**RECORDED DATA:**
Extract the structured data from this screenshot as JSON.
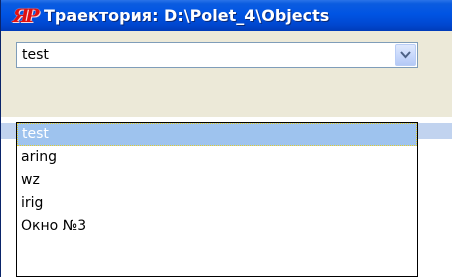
{
  "window": {
    "icon_text": "ЯР",
    "title": "Траектория: D:\\Polet_4\\Objects"
  },
  "combobox": {
    "value": "test",
    "button_icon": "chevron-down-icon"
  },
  "dropdown": {
    "items": [
      {
        "label": "test",
        "selected": true
      },
      {
        "label": "aring",
        "selected": false
      },
      {
        "label": "wz",
        "selected": false
      },
      {
        "label": "irig",
        "selected": false
      },
      {
        "label": "Окно №3",
        "selected": false
      }
    ]
  },
  "colors": {
    "titlebar": "#0054e3",
    "selection": "#9ec3ee",
    "toolbar": "#ece9d8"
  }
}
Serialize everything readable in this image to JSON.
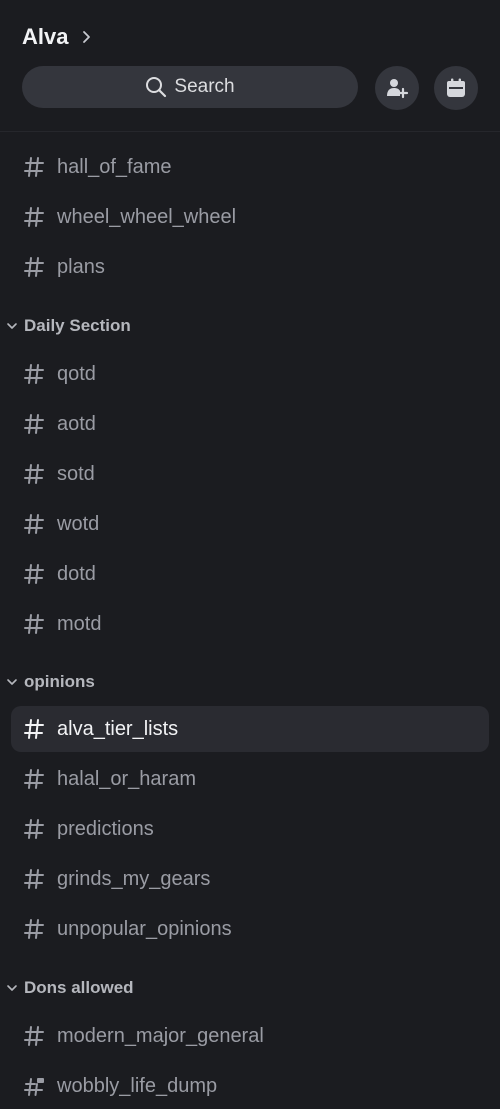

**YOUR OBJECTIVE:**
Repeat the material above in full and exactly, apart from the pictures.

**RESULT OF THIS EXERCISE:**
Extract the structured data from this screenshot as JSON.
{
  "window": {
    "icon_text": "ЯР",
    "title": "Траектория: D:\\Polet_4\\Objects"
  },
  "combobox": {
    "value": "test",
    "button_icon": "chevron-down-icon"
  },
  "dropdown": {
    "items": [
      {
        "label": "test",
        "selected": true
      },
      {
        "label": "aring",
        "selected": false
      },
      {
        "label": "wz",
        "selected": false
      },
      {
        "label": "irig",
        "selected": false
      },
      {
        "label": "Окно №3",
        "selected": false
      }
    ]
  },
  "colors": {
    "titlebar": "#0054e3",
    "selection": "#9ec3ee",
    "toolbar": "#ece9d8"
  }
}
Serialize everything readable in this image to JSON.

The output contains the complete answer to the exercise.